What needs to be done: Identify the lines that contain the string "open", then copy each of them.
[Start of Supplied records]
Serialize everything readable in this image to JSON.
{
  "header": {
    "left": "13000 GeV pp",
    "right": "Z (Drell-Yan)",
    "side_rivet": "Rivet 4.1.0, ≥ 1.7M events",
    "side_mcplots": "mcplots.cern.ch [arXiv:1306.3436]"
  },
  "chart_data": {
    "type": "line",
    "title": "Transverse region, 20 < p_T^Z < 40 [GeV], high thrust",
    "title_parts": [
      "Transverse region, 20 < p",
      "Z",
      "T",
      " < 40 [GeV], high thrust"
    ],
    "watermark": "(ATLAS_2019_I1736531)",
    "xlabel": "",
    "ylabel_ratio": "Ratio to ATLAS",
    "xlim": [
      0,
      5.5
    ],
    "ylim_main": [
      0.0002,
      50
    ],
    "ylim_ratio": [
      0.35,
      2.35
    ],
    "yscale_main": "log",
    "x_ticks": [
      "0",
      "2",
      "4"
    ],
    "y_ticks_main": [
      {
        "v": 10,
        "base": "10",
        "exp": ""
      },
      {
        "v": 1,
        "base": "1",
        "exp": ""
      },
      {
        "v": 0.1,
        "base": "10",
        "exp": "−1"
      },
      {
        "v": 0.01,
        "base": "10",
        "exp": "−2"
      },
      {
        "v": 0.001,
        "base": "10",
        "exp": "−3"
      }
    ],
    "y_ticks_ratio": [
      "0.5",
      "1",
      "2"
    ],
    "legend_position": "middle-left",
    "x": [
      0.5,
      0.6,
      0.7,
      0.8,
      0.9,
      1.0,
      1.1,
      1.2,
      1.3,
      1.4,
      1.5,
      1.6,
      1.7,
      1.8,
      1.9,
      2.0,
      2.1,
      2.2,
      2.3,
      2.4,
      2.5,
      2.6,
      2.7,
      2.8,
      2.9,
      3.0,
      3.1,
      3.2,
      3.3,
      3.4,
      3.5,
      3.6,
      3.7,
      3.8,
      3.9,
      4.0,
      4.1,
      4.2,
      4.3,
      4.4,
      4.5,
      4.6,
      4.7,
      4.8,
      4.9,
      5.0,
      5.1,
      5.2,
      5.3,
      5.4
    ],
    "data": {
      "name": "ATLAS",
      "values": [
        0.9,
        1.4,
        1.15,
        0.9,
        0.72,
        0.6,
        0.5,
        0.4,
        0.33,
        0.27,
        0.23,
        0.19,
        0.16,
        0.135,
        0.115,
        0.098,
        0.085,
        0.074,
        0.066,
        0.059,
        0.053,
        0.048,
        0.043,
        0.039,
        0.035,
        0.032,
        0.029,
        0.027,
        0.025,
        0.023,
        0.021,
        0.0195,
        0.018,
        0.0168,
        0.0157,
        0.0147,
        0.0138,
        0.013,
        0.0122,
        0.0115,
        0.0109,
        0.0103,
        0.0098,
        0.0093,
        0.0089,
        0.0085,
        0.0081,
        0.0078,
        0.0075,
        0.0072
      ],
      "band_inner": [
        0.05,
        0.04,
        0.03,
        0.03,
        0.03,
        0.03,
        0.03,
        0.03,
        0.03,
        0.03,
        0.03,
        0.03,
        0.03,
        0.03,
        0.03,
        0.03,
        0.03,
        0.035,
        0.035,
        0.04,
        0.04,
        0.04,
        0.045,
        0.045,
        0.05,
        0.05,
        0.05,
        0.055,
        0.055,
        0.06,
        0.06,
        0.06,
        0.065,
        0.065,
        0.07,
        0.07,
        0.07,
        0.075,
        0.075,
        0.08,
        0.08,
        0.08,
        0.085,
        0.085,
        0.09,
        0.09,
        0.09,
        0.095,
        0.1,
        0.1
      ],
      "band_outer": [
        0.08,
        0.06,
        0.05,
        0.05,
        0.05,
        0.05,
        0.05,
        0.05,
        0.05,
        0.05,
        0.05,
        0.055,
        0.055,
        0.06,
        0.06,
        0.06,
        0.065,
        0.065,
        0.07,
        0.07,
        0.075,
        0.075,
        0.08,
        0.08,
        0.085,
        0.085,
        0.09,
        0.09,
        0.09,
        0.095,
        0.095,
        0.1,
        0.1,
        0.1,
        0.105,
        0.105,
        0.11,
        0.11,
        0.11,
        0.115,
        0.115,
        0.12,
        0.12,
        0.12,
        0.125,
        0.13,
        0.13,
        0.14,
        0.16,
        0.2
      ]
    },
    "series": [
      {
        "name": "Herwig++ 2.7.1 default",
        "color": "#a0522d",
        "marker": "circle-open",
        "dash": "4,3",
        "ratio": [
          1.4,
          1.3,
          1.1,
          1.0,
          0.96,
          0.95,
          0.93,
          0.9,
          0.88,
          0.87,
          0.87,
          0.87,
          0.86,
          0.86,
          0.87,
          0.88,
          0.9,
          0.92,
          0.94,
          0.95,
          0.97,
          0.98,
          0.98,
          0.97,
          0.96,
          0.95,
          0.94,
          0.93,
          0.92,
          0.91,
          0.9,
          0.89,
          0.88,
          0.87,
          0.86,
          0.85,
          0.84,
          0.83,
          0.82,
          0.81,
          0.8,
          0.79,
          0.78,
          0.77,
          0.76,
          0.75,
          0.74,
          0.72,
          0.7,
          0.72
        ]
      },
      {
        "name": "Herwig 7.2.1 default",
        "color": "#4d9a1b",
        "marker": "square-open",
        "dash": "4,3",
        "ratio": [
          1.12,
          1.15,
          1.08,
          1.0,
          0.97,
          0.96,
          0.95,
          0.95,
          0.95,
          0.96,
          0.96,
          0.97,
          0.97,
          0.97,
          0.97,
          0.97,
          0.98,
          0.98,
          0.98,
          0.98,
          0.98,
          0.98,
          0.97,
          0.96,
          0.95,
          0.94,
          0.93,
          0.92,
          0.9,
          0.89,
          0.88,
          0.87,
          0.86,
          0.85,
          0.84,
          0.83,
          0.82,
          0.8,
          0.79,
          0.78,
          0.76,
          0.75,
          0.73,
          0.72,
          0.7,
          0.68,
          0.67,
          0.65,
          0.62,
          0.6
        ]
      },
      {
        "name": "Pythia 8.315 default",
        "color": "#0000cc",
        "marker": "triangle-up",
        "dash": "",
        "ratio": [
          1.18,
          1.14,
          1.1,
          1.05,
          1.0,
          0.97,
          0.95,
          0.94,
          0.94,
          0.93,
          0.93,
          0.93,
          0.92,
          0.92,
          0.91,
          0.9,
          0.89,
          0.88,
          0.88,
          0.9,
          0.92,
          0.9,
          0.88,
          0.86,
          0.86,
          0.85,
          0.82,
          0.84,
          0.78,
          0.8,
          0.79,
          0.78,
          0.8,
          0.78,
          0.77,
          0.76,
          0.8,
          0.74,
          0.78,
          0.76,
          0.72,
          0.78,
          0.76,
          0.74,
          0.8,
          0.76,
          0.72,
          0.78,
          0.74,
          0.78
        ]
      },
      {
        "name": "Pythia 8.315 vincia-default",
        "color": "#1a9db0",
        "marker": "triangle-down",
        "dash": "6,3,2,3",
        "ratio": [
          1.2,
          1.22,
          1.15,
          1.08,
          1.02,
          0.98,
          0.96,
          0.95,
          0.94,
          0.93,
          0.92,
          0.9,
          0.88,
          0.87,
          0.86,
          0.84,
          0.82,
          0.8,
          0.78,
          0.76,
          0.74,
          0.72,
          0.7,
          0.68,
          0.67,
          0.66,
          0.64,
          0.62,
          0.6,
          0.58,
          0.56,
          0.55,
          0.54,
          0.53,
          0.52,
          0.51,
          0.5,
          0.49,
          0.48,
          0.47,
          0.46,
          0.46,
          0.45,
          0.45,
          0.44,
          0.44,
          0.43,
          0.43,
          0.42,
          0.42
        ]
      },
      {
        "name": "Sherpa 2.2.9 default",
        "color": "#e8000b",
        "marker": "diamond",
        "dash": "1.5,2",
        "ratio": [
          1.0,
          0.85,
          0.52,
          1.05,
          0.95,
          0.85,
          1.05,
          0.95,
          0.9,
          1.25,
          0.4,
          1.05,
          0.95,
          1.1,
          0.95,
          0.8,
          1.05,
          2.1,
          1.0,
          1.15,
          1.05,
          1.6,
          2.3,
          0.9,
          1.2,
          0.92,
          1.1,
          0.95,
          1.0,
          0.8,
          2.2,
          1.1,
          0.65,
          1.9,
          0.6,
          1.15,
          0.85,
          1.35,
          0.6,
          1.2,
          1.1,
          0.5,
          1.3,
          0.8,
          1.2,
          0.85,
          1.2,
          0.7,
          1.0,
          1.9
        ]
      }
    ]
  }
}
[End of Supplied records]
Result for this exercise:
        "marker": "circle-open",
        "marker": "square-open",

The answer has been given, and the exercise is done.